## Work to be completed
Extract every entry word for word. Skip the pictures.

## Data listing
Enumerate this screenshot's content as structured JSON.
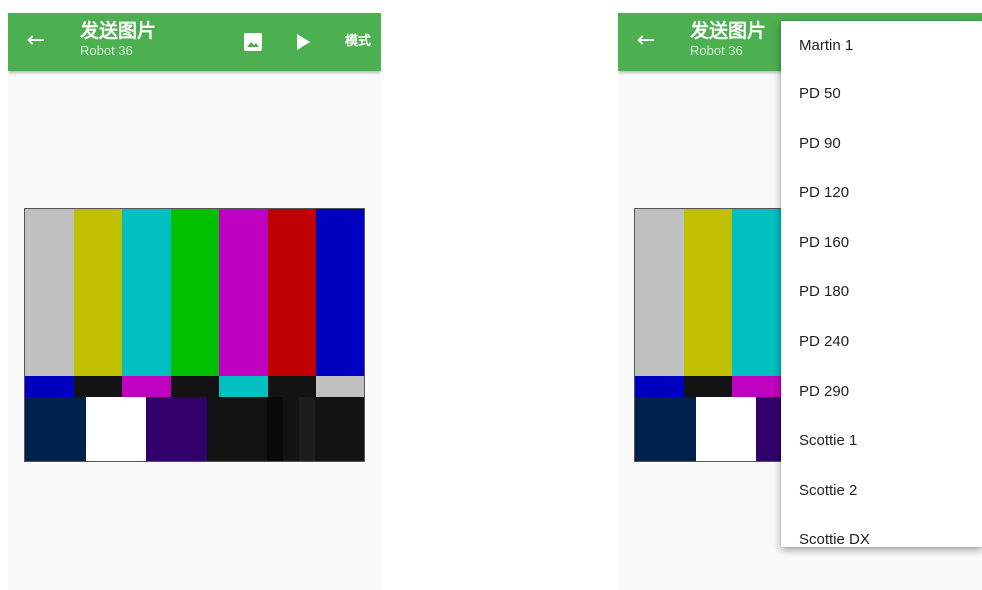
{
  "left_screen": {
    "appbar": {
      "title": "发送图片",
      "subtitle": "Robot 36",
      "back_icon": "arrow-left-icon",
      "image_icon": "image-icon",
      "play_icon": "play-icon",
      "mode_label": "模式"
    }
  },
  "right_screen": {
    "appbar": {
      "title": "发送图片",
      "subtitle": "Robot 36",
      "back_icon": "arrow-left-icon"
    },
    "mode_menu": {
      "items": [
        "Martin 1",
        "PD 50",
        "PD 90",
        "PD 120",
        "PD 160",
        "PD 180",
        "PD 240",
        "PD 290",
        "Scottie 1",
        "Scottie 2",
        "Scottie DX"
      ]
    }
  },
  "colors": {
    "appbar_green": "#4caf50",
    "background": "#fafafa",
    "test_card_top": [
      "#c0c0c0",
      "#c0c000",
      "#00c0c0",
      "#00c000",
      "#c000c0",
      "#c00000",
      "#0000c0"
    ],
    "test_card_middle": [
      "#0000c0",
      "#131313",
      "#c000c0",
      "#131313",
      "#00c0c0",
      "#131313",
      "#c0c0c0"
    ],
    "test_card_bottom": [
      "#00214c",
      "#ffffff",
      "#32006a",
      "#131313",
      "#090909",
      "#131313",
      "#1d1d1d",
      "#131313"
    ]
  }
}
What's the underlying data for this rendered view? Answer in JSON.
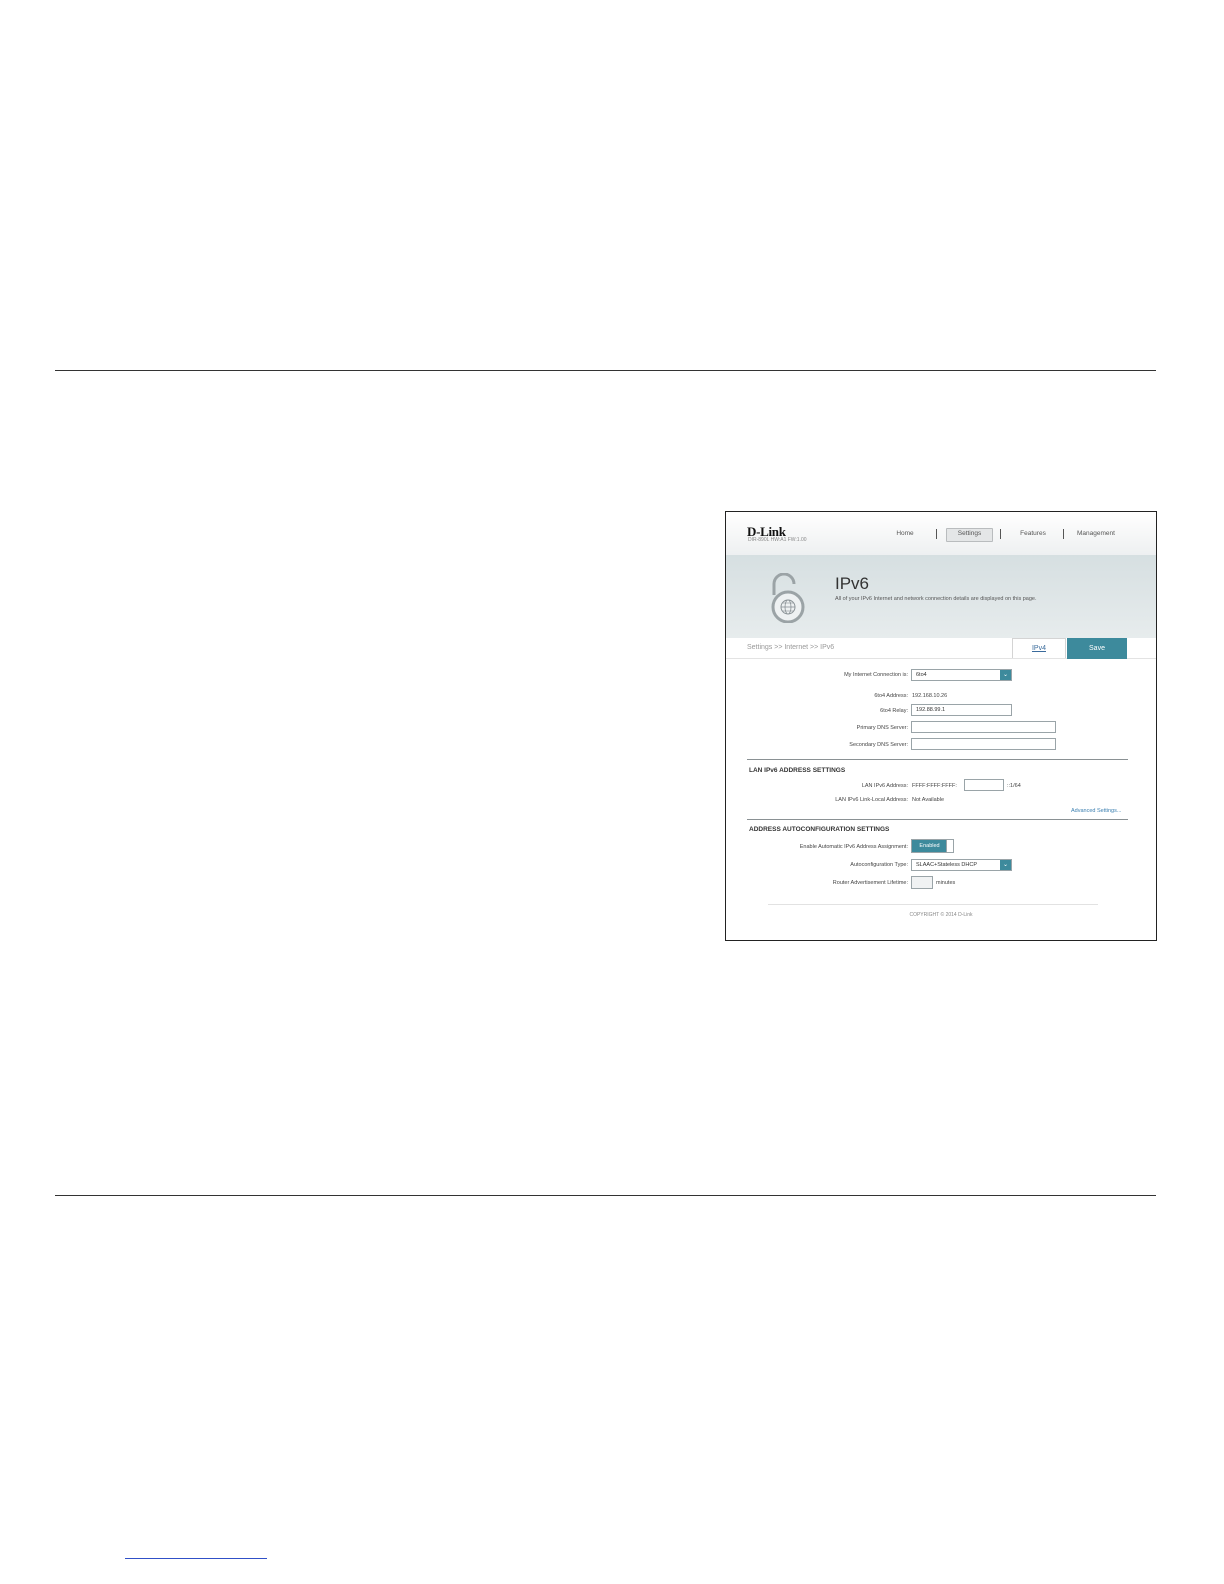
{
  "router": {
    "brand": "D-Link",
    "model_line": "DIR-890L   HW:A1   FW:1.00",
    "nav": [
      {
        "label": "Home"
      },
      {
        "label": "Settings"
      },
      {
        "label": "Features"
      },
      {
        "label": "Management"
      }
    ],
    "active_nav": "Settings",
    "page_title": "IPv6",
    "page_desc": "All of your IPv6 Internet and network connection details are displayed on this page.",
    "breadcrumb": "Settings >> Internet >> IPv6",
    "ipv4_tab": "IPv4",
    "save_label": "Save",
    "connection": {
      "label": "My Internet Connection is:",
      "value": "6to4"
    },
    "address": {
      "label": "6to4 Address:",
      "value": "192.168.10.26"
    },
    "relay": {
      "label": "6to4 Relay:",
      "value": "192.88.99.1"
    },
    "primary_dns": {
      "label": "Primary DNS Server:",
      "value": ""
    },
    "secondary_dns": {
      "label": "Secondary DNS Server:",
      "value": ""
    },
    "lan_section": {
      "title": "LAN IPv6 ADDRESS SETTINGS",
      "lan_address_label": "LAN IPv6 Address:",
      "lan_address_prefix": "FFFF:FFFF:FFFF:",
      "lan_address_input": "",
      "lan_address_suffix": "::1/64",
      "link_local_label": "LAN IPv6 Link-Local Address:",
      "link_local_value": "Not Available",
      "advanced_link": "Advanced Settings..."
    },
    "auto_section": {
      "title": "ADDRESS AUTOCONFIGURATION SETTINGS",
      "enable_label": "Enable Automatic IPv6 Address Assignment:",
      "enable_value": "Enabled",
      "type_label": "Autoconfiguration Type:",
      "type_value": "SLAAC+Stateless DHCP",
      "lifetime_label": "Router Advertisement Lifetime:",
      "lifetime_value": "",
      "lifetime_unit": "minutes"
    },
    "copyright": "COPYRIGHT © 2014 D-Link"
  },
  "colors": {
    "accent": "#3d8a9c",
    "banner": "#dce4e6"
  }
}
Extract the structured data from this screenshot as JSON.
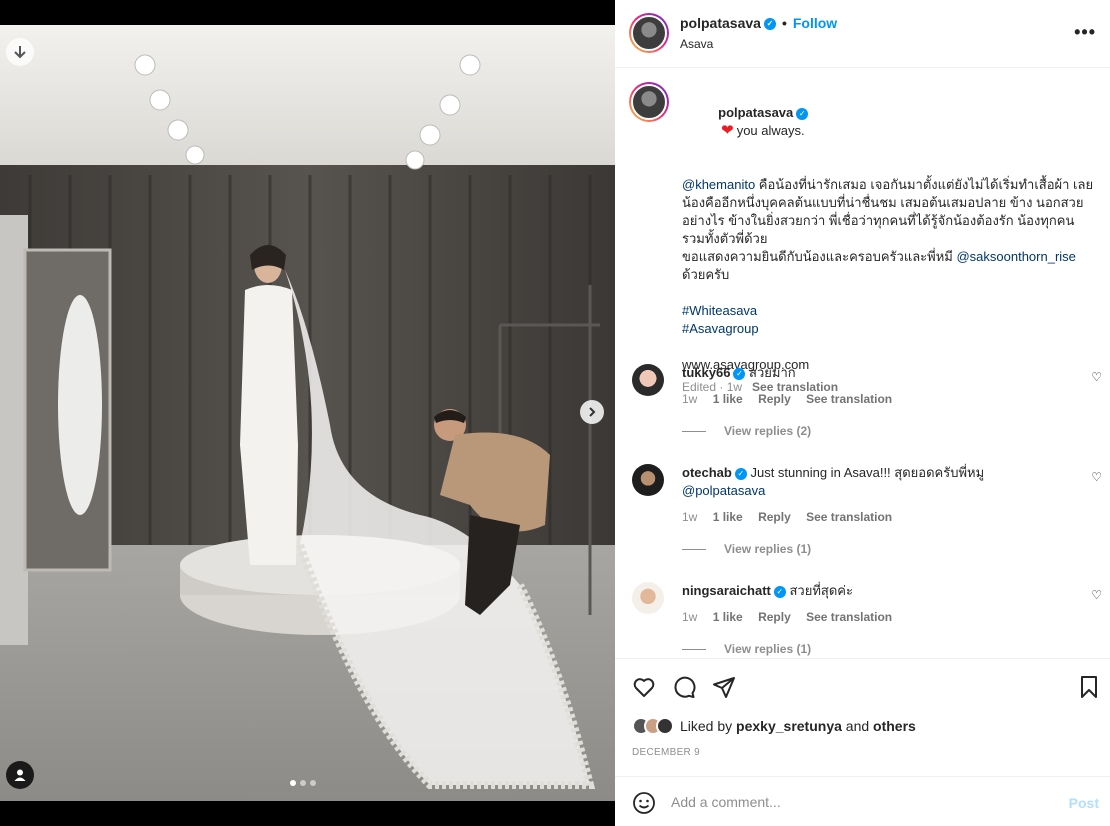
{
  "post": {
    "username": "polpatasava",
    "follow_label": "Follow",
    "location": "Asava",
    "more_label": "•••",
    "carousel": {
      "slide_count": 3,
      "active_slide": 1
    }
  },
  "caption": {
    "username": "polpatasava",
    "heart": "❤",
    "first_line": "you always.",
    "mention1": "@khemanito",
    "paragraph": " คือน้องที่น่ารักเสมอ เจอกันมาตั้งแต่ยังไม่ได้เริ่มทำเสื้อผ้า เลย น้องคืออีกหนึ่งบุคคลต้นแบบที่น่าชื่นชม เสมอต้นเสมอปลาย ข้าง นอกสวยอย่างไร ข้างในยิ่งสวยกว่า พี่เชื่อว่าทุกคนที่ได้รู้จักน้องต้องรัก น้องทุกคนรวมทั้งตัวพี่ด้วย",
    "thanks": "ขอแสดงความยินดีกับน้องและครอบครัวและพี่หมี ",
    "mention2": "@saksoonthorn_rise",
    "thanks_end": " ด้วยครับ",
    "hashtag1": "#Whiteasava",
    "hashtag2": "#Asavagroup",
    "website": "www.asavagroup.com",
    "edited": "Edited · 1w",
    "see_translation": "See translation"
  },
  "comments": [
    {
      "username": "tukky66",
      "text": "สวยมาก",
      "mention": "",
      "age": "1w",
      "likes": "1 like",
      "reply": "Reply",
      "translate": "See translation",
      "replies": "View replies (2)"
    },
    {
      "username": "otechab",
      "text": "Just stunning in Asava!!! สุดยอดครับพี่หมู",
      "mention": "@polpatasava",
      "age": "1w",
      "likes": "1 like",
      "reply": "Reply",
      "translate": "See translation",
      "replies": "View replies (1)"
    },
    {
      "username": "ningsaraichatt",
      "text": "สวยที่สุดค่ะ",
      "mention": "",
      "age": "1w",
      "likes": "1 like",
      "reply": "Reply",
      "translate": "See translation",
      "replies": "View replies (1)"
    }
  ],
  "likes": {
    "prefix": "Liked by ",
    "user": "pexky_sretunya",
    "middle": " and ",
    "others": "others"
  },
  "date": "DECEMBER 9",
  "composer": {
    "placeholder": "Add a comment...",
    "post_label": "Post"
  },
  "colors": {
    "accent": "#0095f6",
    "heart": "#ed1c24",
    "post_disabled": "#b2dffc"
  }
}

## Answer to this task
Enumerate this screenshot's content as structured JSON.
{
  "left_screen": {
    "appbar": {
      "title": "发送图片",
      "subtitle": "Robot 36",
      "back_icon": "arrow-left-icon",
      "image_icon": "image-icon",
      "play_icon": "play-icon",
      "mode_label": "模式"
    }
  },
  "right_screen": {
    "appbar": {
      "title": "发送图片",
      "subtitle": "Robot 36",
      "back_icon": "arrow-left-icon"
    },
    "mode_menu": {
      "items": [
        "Martin 1",
        "PD 50",
        "PD 90",
        "PD 120",
        "PD 160",
        "PD 180",
        "PD 240",
        "PD 290",
        "Scottie 1",
        "Scottie 2",
        "Scottie DX"
      ]
    }
  },
  "colors": {
    "appbar_green": "#4caf50",
    "background": "#fafafa",
    "test_card_top": [
      "#c0c0c0",
      "#c0c000",
      "#00c0c0",
      "#00c000",
      "#c000c0",
      "#c00000",
      "#0000c0"
    ],
    "test_card_middle": [
      "#0000c0",
      "#131313",
      "#c000c0",
      "#131313",
      "#00c0c0",
      "#131313",
      "#c0c0c0"
    ],
    "test_card_bottom": [
      "#00214c",
      "#ffffff",
      "#32006a",
      "#131313",
      "#090909",
      "#131313",
      "#1d1d1d",
      "#131313"
    ]
  }
}
What's the underlying data for this rendered view? Answer in JSON.
{
  "router": {
    "brand": "D-Link",
    "model_line": "DIR-890L   HW:A1   FW:1.00",
    "nav": [
      {
        "label": "Home"
      },
      {
        "label": "Settings"
      },
      {
        "label": "Features"
      },
      {
        "label": "Management"
      }
    ],
    "active_nav": "Settings",
    "page_title": "IPv6",
    "page_desc": "All of your IPv6 Internet and network connection details are displayed on this page.",
    "breadcrumb": "Settings >> Internet >> IPv6",
    "ipv4_tab": "IPv4",
    "save_label": "Save",
    "connection": {
      "label": "My Internet Connection is:",
      "value": "6to4"
    },
    "address": {
      "label": "6to4 Address:",
      "value": "192.168.10.26"
    },
    "relay": {
      "label": "6to4 Relay:",
      "value": "192.88.99.1"
    },
    "primary_dns": {
      "label": "Primary DNS Server:",
      "value": ""
    },
    "secondary_dns": {
      "label": "Secondary DNS Server:",
      "value": ""
    },
    "lan_section": {
      "title": "LAN IPv6 ADDRESS SETTINGS",
      "lan_address_label": "LAN IPv6 Address:",
      "lan_address_prefix": "FFFF:FFFF:FFFF:",
      "lan_address_input": "",
      "lan_address_suffix": "::1/64",
      "link_local_label": "LAN IPv6 Link-Local Address:",
      "link_local_value": "Not Available",
      "advanced_link": "Advanced Settings..."
    },
    "auto_section": {
      "title": "ADDRESS AUTOCONFIGURATION SETTINGS",
      "enable_label": "Enable Automatic IPv6 Address Assignment:",
      "enable_value": "Enabled",
      "type_label": "Autoconfiguration Type:",
      "type_value": "SLAAC+Stateless DHCP",
      "lifetime_label": "Router Advertisement Lifetime:",
      "lifetime_value": "",
      "lifetime_unit": "minutes"
    },
    "copyright": "COPYRIGHT © 2014 D-Link"
  },
  "colors": {
    "accent": "#3d8a9c",
    "banner": "#dce4e6"
  }
}
Extract the structured data from this screenshot as JSON.
{
  "post": {
    "username": "polpatasava",
    "follow_label": "Follow",
    "location": "Asava",
    "more_label": "•••",
    "carousel": {
      "slide_count": 3,
      "active_slide": 1
    }
  },
  "caption": {
    "username": "polpatasava",
    "heart": "❤",
    "first_line": "you always.",
    "mention1": "@khemanito",
    "paragraph": " คือน้องที่น่ารักเสมอ เจอกันมาตั้งแต่ยังไม่ได้เริ่มทำเสื้อผ้า เลย น้องคืออีกหนึ่งบุคคลต้นแบบที่น่าชื่นชม เสมอต้นเสมอปลาย ข้าง นอกสวยอย่างไร ข้างในยิ่งสวยกว่า พี่เชื่อว่าทุกคนที่ได้รู้จักน้องต้องรัก น้องทุกคนรวมทั้งตัวพี่ด้วย",
    "thanks": "ขอแสดงความยินดีกับน้องและครอบครัวและพี่หมี ",
    "mention2": "@saksoonthorn_rise",
    "thanks_end": " ด้วยครับ",
    "hashtag1": "#Whiteasava",
    "hashtag2": "#Asavagroup",
    "website": "www.asavagroup.com",
    "edited": "Edited · 1w",
    "see_translation": "See translation"
  },
  "comments": [
    {
      "username": "tukky66",
      "text": "สวยมาก",
      "mention": "",
      "age": "1w",
      "likes": "1 like",
      "reply": "Reply",
      "translate": "See translation",
      "replies": "View replies (2)"
    },
    {
      "username": "otechab",
      "text": "Just stunning in Asava!!! สุดยอดครับพี่หมู",
      "mention": "@polpatasava",
      "age": "1w",
      "likes": "1 like",
      "reply": "Reply",
      "translate": "See translation",
      "replies": "View replies (1)"
    },
    {
      "username": "ningsaraichatt",
      "text": "สวยที่สุดค่ะ",
      "mention": "",
      "age": "1w",
      "likes": "1 like",
      "reply": "Reply",
      "translate": "See translation",
      "replies": "View replies (1)"
    }
  ],
  "likes": {
    "prefix": "Liked by ",
    "user": "pexky_sretunya",
    "middle": " and ",
    "others": "others"
  },
  "date": "DECEMBER 9",
  "composer": {
    "placeholder": "Add a comment...",
    "post_label": "Post"
  },
  "colors": {
    "accent": "#0095f6",
    "heart": "#ed1c24",
    "post_disabled": "#b2dffc"
  }
}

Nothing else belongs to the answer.